◆ **Supplied records**:

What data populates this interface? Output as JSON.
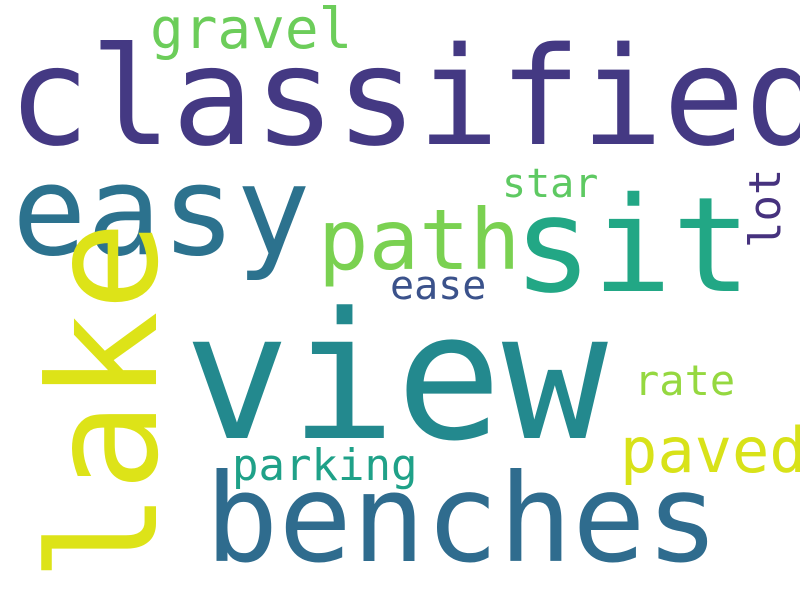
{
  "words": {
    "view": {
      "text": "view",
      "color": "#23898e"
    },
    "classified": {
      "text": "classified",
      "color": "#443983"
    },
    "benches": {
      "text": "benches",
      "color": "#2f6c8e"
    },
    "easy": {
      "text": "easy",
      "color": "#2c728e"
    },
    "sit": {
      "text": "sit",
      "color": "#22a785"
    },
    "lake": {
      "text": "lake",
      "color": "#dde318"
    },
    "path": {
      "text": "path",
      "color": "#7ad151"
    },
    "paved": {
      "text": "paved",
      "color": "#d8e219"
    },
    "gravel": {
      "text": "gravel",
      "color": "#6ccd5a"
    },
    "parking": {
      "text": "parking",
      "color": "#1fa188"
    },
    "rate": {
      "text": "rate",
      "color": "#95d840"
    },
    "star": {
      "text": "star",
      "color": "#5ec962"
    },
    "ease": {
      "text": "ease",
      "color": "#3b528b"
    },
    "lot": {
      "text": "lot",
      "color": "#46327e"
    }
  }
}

◆ **The exercise**:
Give back the whole listing as it stands, minus its pictures.

◆ **Solution**:
What data populates this interface? Output as JSON.
{
  "words": {
    "view": {
      "text": "view",
      "color": "#23898e"
    },
    "classified": {
      "text": "classified",
      "color": "#443983"
    },
    "benches": {
      "text": "benches",
      "color": "#2f6c8e"
    },
    "easy": {
      "text": "easy",
      "color": "#2c728e"
    },
    "sit": {
      "text": "sit",
      "color": "#22a785"
    },
    "lake": {
      "text": "lake",
      "color": "#dde318"
    },
    "path": {
      "text": "path",
      "color": "#7ad151"
    },
    "paved": {
      "text": "paved",
      "color": "#d8e219"
    },
    "gravel": {
      "text": "gravel",
      "color": "#6ccd5a"
    },
    "parking": {
      "text": "parking",
      "color": "#1fa188"
    },
    "rate": {
      "text": "rate",
      "color": "#95d840"
    },
    "star": {
      "text": "star",
      "color": "#5ec962"
    },
    "ease": {
      "text": "ease",
      "color": "#3b528b"
    },
    "lot": {
      "text": "lot",
      "color": "#46327e"
    }
  }
}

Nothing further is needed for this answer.